**Task prompt:**
Copy each line of the data below exactly, leaving out pictures.

**Provided records:**
────────────────────────────────────────

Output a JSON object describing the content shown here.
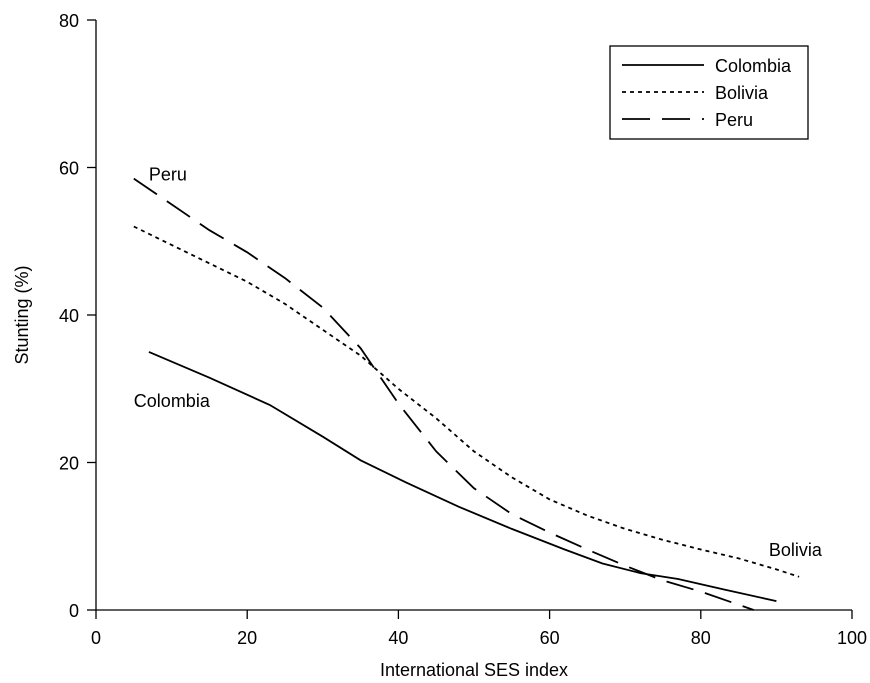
{
  "chart_data": {
    "type": "line",
    "xlabel": "International SES index",
    "ylabel": "Stunting (%)",
    "xlim": [
      0,
      100
    ],
    "ylim": [
      0,
      80
    ],
    "xticks": [
      0,
      20,
      40,
      60,
      80,
      100
    ],
    "yticks": [
      0,
      20,
      40,
      60,
      80
    ],
    "grid": false,
    "legend_position": "top-right",
    "series": [
      {
        "name": "Colombia",
        "style": "solid",
        "x": [
          7,
          15,
          23,
          30,
          35,
          41,
          48,
          55,
          62,
          67,
          72,
          77,
          83,
          90
        ],
        "y": [
          35,
          31.5,
          27.8,
          23.5,
          20.3,
          17.3,
          14,
          11,
          8.2,
          6.3,
          5,
          4.2,
          2.8,
          1.2
        ]
      },
      {
        "name": "Bolivia",
        "style": "dotted",
        "x": [
          5,
          10,
          15,
          20,
          25,
          30,
          35,
          40,
          45,
          50,
          55,
          60,
          65,
          70,
          75,
          80,
          85,
          90,
          93
        ],
        "y": [
          52,
          49.5,
          47,
          44.5,
          41.5,
          38,
          34.5,
          30,
          26,
          21.5,
          18,
          15,
          12.8,
          11,
          9.5,
          8.2,
          7,
          5.5,
          4.5
        ]
      },
      {
        "name": "Peru",
        "style": "dashed",
        "x": [
          5,
          10,
          15,
          20,
          25,
          30,
          35,
          40,
          45,
          50,
          55,
          60,
          65,
          70,
          75,
          80,
          87
        ],
        "y": [
          58.5,
          55,
          51.5,
          48.5,
          45,
          41,
          35.5,
          28,
          21.5,
          16.5,
          13,
          10.5,
          8.2,
          6,
          4,
          2.5,
          0
        ]
      }
    ],
    "annotations": [
      {
        "text": "Peru",
        "x": 7,
        "y": 59.2
      },
      {
        "text": "Colombia",
        "x": 5,
        "y": 28.5
      },
      {
        "text": "Bolivia",
        "x": 89,
        "y": 8.3
      }
    ]
  }
}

────────────────────────────────────────

**Result for this exercise:**
Output a JSON object describing the content shown here.
{
  "chart_data": {
    "type": "line",
    "xlabel": "International SES index",
    "ylabel": "Stunting (%)",
    "xlim": [
      0,
      100
    ],
    "ylim": [
      0,
      80
    ],
    "xticks": [
      0,
      20,
      40,
      60,
      80,
      100
    ],
    "yticks": [
      0,
      20,
      40,
      60,
      80
    ],
    "grid": false,
    "legend_position": "top-right",
    "series": [
      {
        "name": "Colombia",
        "style": "solid",
        "x": [
          7,
          15,
          23,
          30,
          35,
          41,
          48,
          55,
          62,
          67,
          72,
          77,
          83,
          90
        ],
        "y": [
          35,
          31.5,
          27.8,
          23.5,
          20.3,
          17.3,
          14,
          11,
          8.2,
          6.3,
          5,
          4.2,
          2.8,
          1.2
        ]
      },
      {
        "name": "Bolivia",
        "style": "dotted",
        "x": [
          5,
          10,
          15,
          20,
          25,
          30,
          35,
          40,
          45,
          50,
          55,
          60,
          65,
          70,
          75,
          80,
          85,
          90,
          93
        ],
        "y": [
          52,
          49.5,
          47,
          44.5,
          41.5,
          38,
          34.5,
          30,
          26,
          21.5,
          18,
          15,
          12.8,
          11,
          9.5,
          8.2,
          7,
          5.5,
          4.5
        ]
      },
      {
        "name": "Peru",
        "style": "dashed",
        "x": [
          5,
          10,
          15,
          20,
          25,
          30,
          35,
          40,
          45,
          50,
          55,
          60,
          65,
          70,
          75,
          80,
          87
        ],
        "y": [
          58.5,
          55,
          51.5,
          48.5,
          45,
          41,
          35.5,
          28,
          21.5,
          16.5,
          13,
          10.5,
          8.2,
          6,
          4,
          2.5,
          0
        ]
      }
    ],
    "annotations": [
      {
        "text": "Peru",
        "x": 7,
        "y": 59.2
      },
      {
        "text": "Colombia",
        "x": 5,
        "y": 28.5
      },
      {
        "text": "Bolivia",
        "x": 89,
        "y": 8.3
      }
    ]
  }
}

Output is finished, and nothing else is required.